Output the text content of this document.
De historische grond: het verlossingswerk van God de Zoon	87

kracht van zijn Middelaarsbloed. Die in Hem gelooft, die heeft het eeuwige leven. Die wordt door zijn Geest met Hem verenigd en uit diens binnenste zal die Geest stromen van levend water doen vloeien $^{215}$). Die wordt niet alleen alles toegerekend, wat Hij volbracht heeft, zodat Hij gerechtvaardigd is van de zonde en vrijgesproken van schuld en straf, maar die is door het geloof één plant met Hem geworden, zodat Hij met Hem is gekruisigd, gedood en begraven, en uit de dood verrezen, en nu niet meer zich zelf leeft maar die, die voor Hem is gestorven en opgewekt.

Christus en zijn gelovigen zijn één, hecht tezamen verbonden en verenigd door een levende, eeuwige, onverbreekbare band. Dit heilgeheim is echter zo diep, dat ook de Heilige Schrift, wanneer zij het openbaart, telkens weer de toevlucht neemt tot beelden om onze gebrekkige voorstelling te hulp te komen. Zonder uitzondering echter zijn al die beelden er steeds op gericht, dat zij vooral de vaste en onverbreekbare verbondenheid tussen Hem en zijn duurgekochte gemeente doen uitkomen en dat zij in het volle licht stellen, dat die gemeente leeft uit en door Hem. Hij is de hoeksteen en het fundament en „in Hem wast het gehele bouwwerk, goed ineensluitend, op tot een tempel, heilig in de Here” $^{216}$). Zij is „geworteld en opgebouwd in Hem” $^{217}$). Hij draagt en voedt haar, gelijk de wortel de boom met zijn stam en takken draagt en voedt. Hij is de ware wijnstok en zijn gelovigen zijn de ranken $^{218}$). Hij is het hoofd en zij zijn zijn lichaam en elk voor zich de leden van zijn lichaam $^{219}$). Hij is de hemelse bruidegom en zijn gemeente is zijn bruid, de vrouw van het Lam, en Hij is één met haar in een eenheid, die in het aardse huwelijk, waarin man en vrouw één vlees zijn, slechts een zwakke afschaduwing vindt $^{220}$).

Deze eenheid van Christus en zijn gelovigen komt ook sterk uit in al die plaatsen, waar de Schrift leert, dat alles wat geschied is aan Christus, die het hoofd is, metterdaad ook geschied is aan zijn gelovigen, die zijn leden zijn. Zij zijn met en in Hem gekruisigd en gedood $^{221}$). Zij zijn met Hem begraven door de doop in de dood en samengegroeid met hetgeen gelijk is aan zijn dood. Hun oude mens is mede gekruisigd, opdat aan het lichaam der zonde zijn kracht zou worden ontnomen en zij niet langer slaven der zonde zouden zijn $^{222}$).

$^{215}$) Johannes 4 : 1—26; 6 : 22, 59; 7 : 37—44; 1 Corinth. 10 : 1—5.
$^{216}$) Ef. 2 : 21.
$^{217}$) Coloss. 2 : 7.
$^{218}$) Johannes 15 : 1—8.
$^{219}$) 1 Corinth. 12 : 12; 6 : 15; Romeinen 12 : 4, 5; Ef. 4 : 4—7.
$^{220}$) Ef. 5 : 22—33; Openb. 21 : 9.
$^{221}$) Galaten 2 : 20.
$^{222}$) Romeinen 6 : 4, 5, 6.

● ● ●

REQUIRED TASK
Count the lines above that contain the word "Corinth", and reply with only that number.

RIGHT ANSWER
2